Instructions for the task =>
Output the material below unchanged, apart from leaving out the pictures.

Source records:
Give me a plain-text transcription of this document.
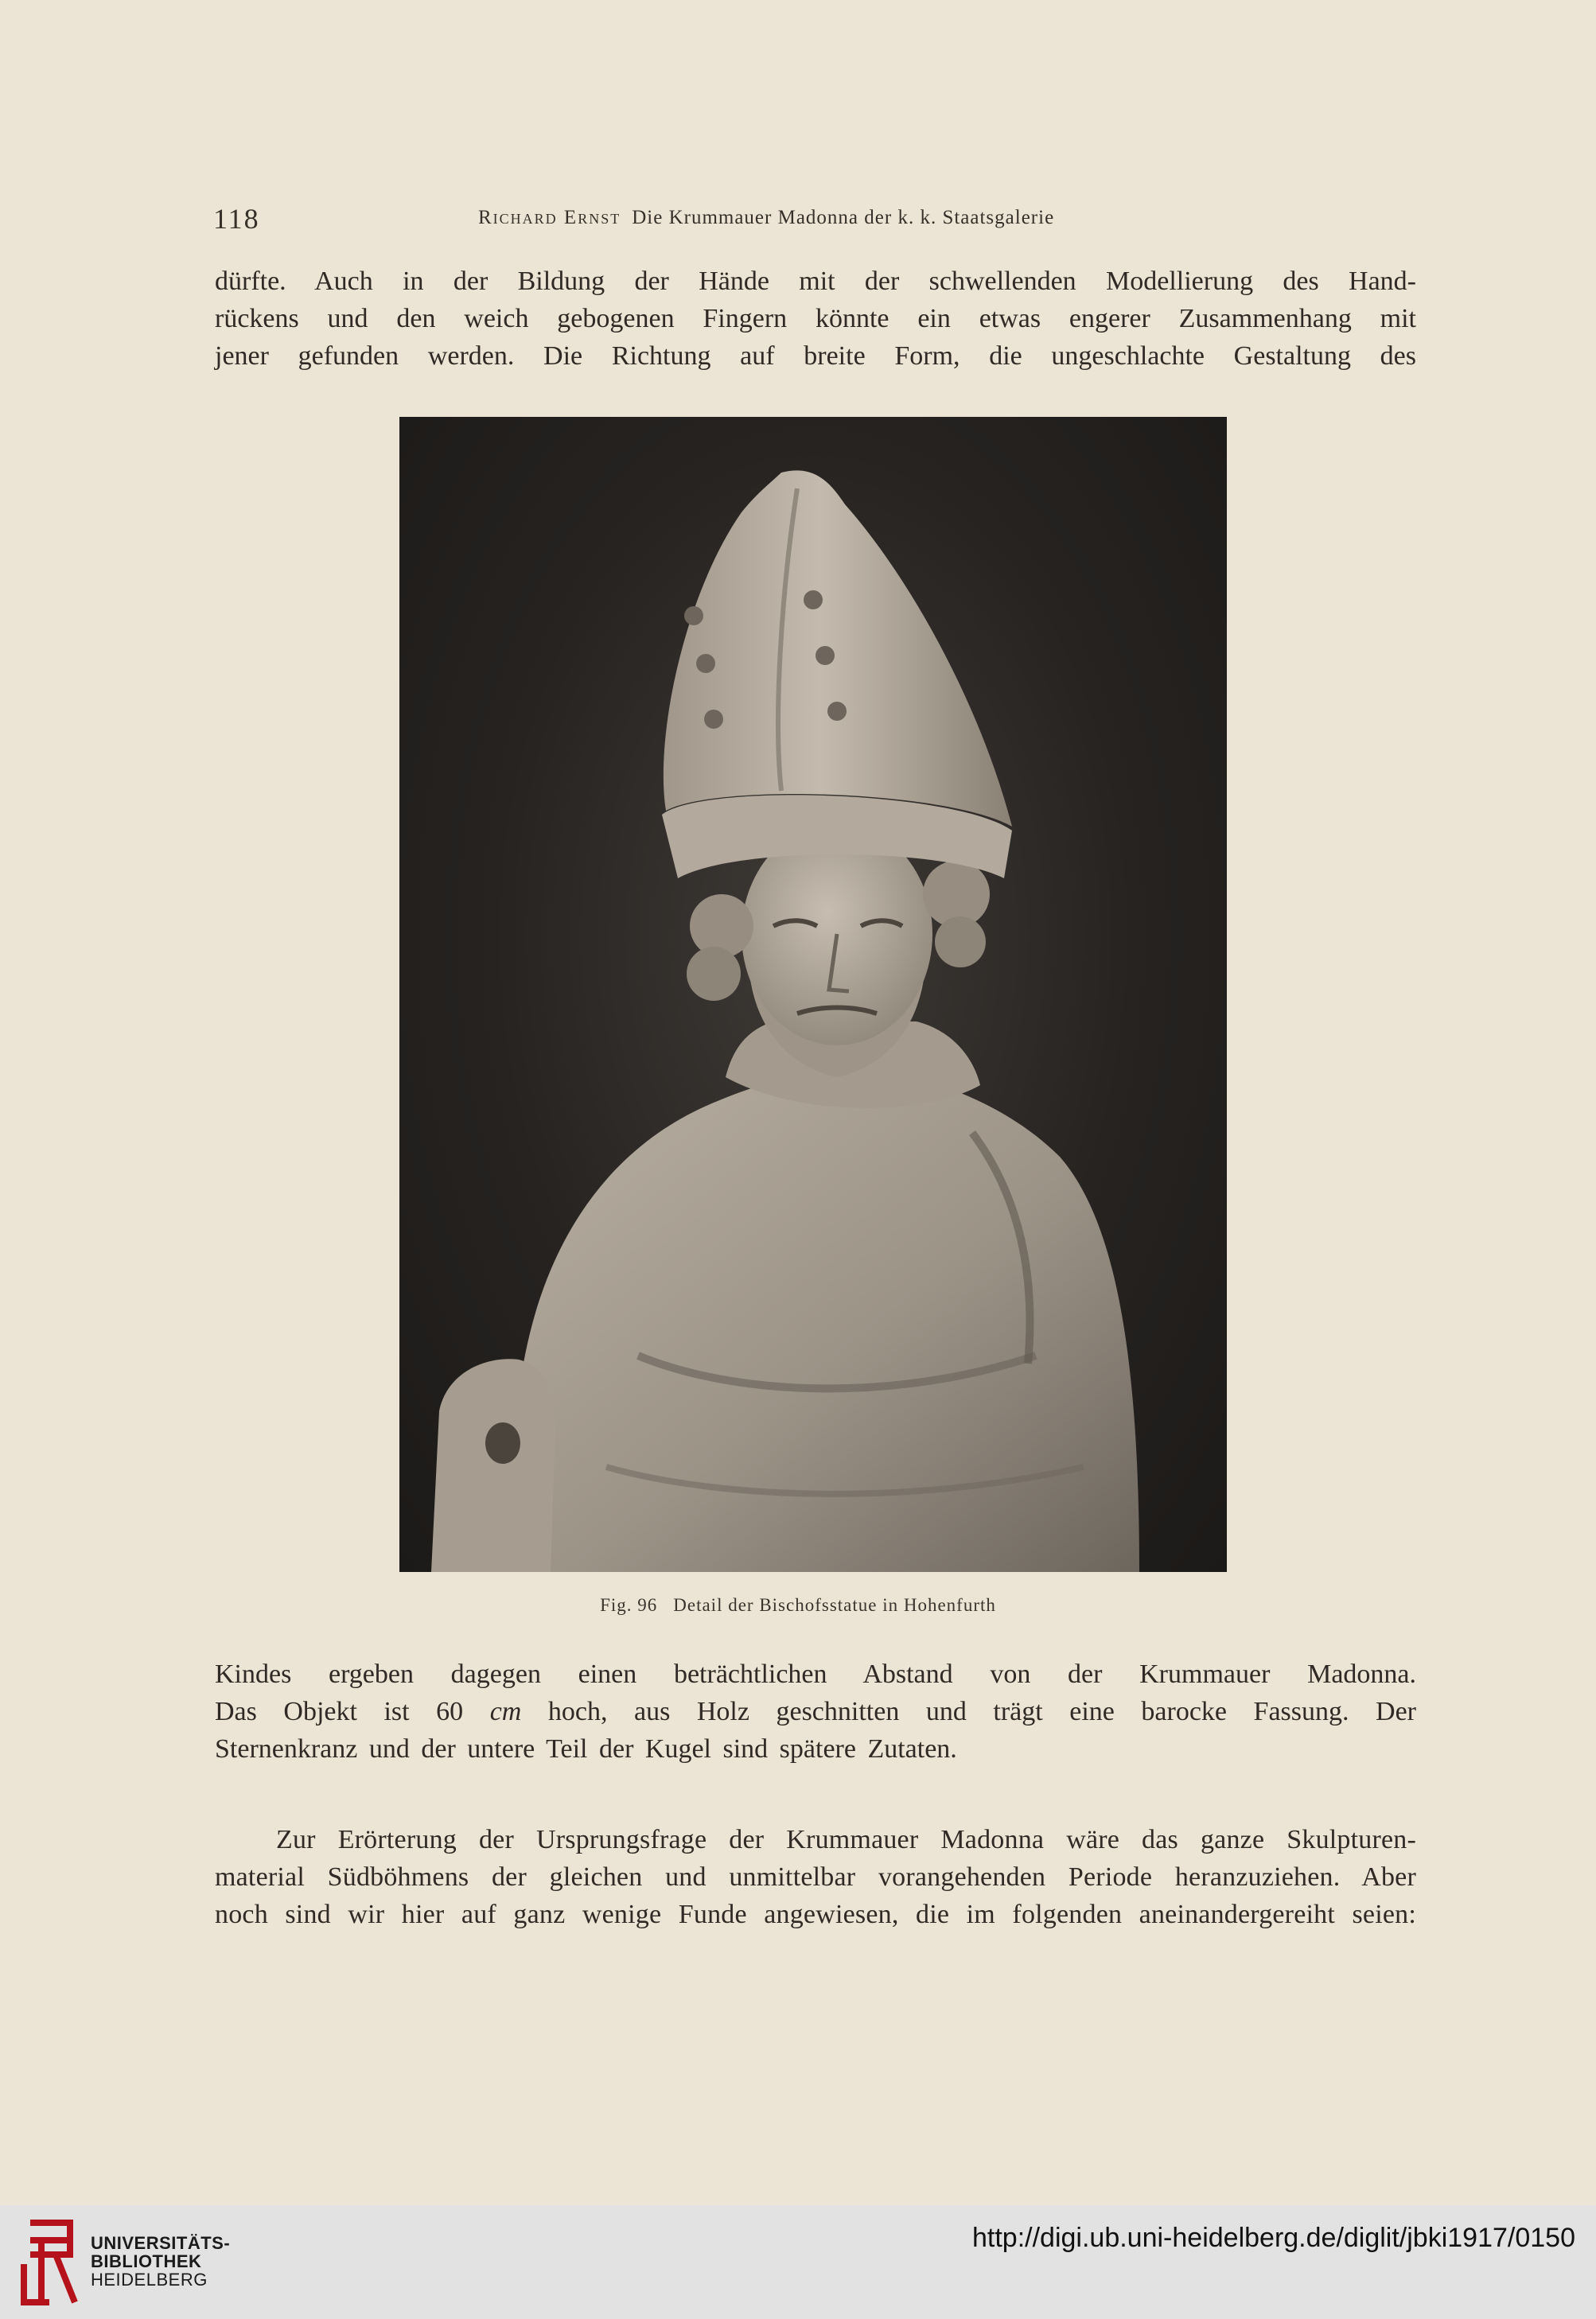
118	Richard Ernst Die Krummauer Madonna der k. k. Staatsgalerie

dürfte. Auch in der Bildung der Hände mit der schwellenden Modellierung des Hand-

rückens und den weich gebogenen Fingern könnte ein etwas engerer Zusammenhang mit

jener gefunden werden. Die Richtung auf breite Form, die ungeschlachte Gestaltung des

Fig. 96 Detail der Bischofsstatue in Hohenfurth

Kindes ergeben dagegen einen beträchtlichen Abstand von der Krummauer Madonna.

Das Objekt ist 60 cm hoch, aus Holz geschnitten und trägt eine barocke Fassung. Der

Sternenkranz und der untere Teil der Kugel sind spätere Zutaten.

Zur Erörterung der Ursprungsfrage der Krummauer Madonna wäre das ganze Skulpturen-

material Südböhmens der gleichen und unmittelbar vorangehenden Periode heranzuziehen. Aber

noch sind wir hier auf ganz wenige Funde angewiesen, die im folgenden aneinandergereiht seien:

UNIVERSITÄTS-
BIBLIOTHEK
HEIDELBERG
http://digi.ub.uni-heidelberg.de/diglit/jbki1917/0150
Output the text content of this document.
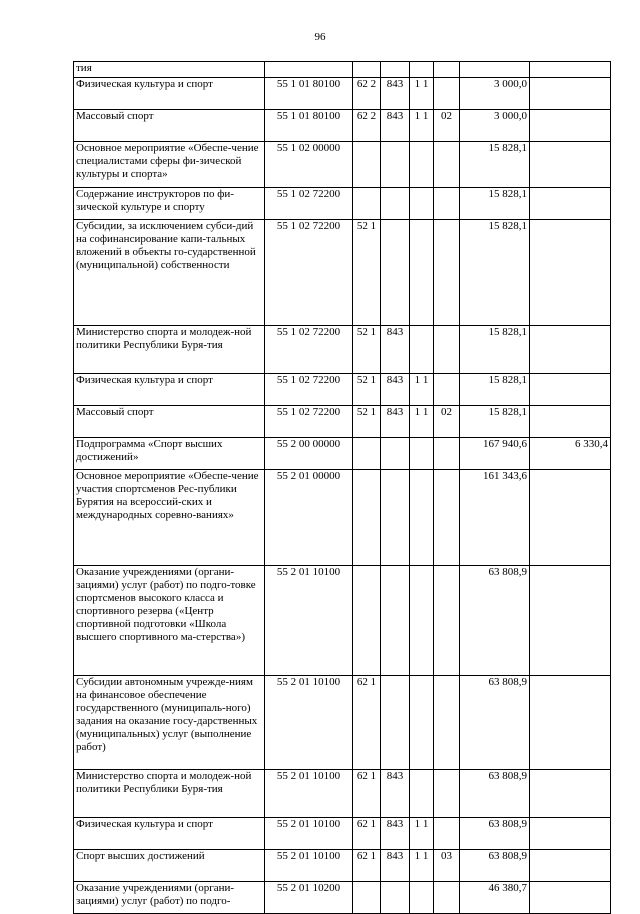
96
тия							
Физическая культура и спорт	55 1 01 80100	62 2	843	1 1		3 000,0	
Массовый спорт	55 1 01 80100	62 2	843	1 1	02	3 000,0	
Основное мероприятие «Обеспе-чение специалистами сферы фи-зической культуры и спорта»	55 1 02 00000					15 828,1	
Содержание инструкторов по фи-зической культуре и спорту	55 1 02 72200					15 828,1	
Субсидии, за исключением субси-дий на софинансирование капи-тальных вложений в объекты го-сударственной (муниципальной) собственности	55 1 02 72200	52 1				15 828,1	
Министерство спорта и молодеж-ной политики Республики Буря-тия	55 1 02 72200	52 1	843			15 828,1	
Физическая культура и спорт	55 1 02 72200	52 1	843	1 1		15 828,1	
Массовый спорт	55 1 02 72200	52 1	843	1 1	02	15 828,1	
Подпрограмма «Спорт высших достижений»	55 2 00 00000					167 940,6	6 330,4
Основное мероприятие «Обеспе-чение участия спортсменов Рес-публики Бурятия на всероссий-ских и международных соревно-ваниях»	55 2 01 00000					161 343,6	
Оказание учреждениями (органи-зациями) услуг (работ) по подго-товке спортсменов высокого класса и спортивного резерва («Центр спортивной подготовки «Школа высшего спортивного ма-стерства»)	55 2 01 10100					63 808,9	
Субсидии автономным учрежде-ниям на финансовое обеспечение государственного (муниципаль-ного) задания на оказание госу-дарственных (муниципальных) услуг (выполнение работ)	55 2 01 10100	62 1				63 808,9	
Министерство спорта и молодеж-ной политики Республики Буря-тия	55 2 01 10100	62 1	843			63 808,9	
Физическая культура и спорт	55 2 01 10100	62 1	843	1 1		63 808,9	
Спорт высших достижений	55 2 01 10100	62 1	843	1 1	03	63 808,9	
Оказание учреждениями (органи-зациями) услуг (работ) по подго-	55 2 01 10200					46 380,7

Result of this exercise =>
Give me a plain-text transcription of this document.
118	Richard Ernst Die Krummauer Madonna der k. k. Staatsgalerie

dürfte. Auch in der Bildung der Hände mit der schwellenden Modellierung des Hand-

rückens und den weich gebogenen Fingern könnte ein etwas engerer Zusammenhang mit

jener gefunden werden. Die Richtung auf breite Form, die ungeschlachte Gestaltung des

Fig. 96 Detail der Bischofsstatue in Hohenfurth

Kindes ergeben dagegen einen beträchtlichen Abstand von der Krummauer Madonna.

Das Objekt ist 60 cm hoch, aus Holz geschnitten und trägt eine barocke Fassung. Der

Sternenkranz und der untere Teil der Kugel sind spätere Zutaten.

Zur Erörterung der Ursprungsfrage der Krummauer Madonna wäre das ganze Skulpturen-

material Südböhmens der gleichen und unmittelbar vorangehenden Periode heranzuziehen. Aber

noch sind wir hier auf ganz wenige Funde angewiesen, die im folgenden aneinandergereiht seien:

UNIVERSITÄTS-
BIBLIOTHEK
HEIDELBERG
http://digi.ub.uni-heidelberg.de/diglit/jbki1917/0150
Output the text content of this document.
96
тия							
Физическая культура и спорт	55 1 01 80100	62 2	843	1 1		3 000,0	
Массовый спорт	55 1 01 80100	62 2	843	1 1	02	3 000,0	
Основное мероприятие «Обеспе-чение специалистами сферы фи-зической культуры и спорта»	55 1 02 00000					15 828,1	
Содержание инструкторов по фи-зической культуре и спорту	55 1 02 72200					15 828,1	
Субсидии, за исключением субси-дий на софинансирование капи-тальных вложений в объекты го-сударственной (муниципальной) собственности	55 1 02 72200	52 1				15 828,1	
Министерство спорта и молодеж-ной политики Республики Буря-тия	55 1 02 72200	52 1	843			15 828,1	
Физическая культура и спорт	55 1 02 72200	52 1	843	1 1		15 828,1	
Массовый спорт	55 1 02 72200	52 1	843	1 1	02	15 828,1	
Подпрограмма «Спорт высших достижений»	55 2 00 00000					167 940,6	6 330,4
Основное мероприятие «Обеспе-чение участия спортсменов Рес-публики Бурятия на всероссий-ских и международных соревно-ваниях»	55 2 01 00000					161 343,6	
Оказание учреждениями (органи-зациями) услуг (работ) по подго-товке спортсменов высокого класса и спортивного резерва («Центр спортивной подготовки «Школа высшего спортивного ма-стерства»)	55 2 01 10100					63 808,9	
Субсидии автономным учрежде-ниям на финансовое обеспечение государственного (муниципаль-ного) задания на оказание госу-дарственных (муниципальных) услуг (выполнение работ)	55 2 01 10100	62 1				63 808,9	
Министерство спорта и молодеж-ной политики Республики Буря-тия	55 2 01 10100	62 1	843			63 808,9	
Физическая культура и спорт	55 2 01 10100	62 1	843	1 1		63 808,9	
Спорт высших достижений	55 2 01 10100	62 1	843	1 1	03	63 808,9	
Оказание учреждениями (органи-зациями) услуг (работ) по подго-	55 2 01 10200					46 380,7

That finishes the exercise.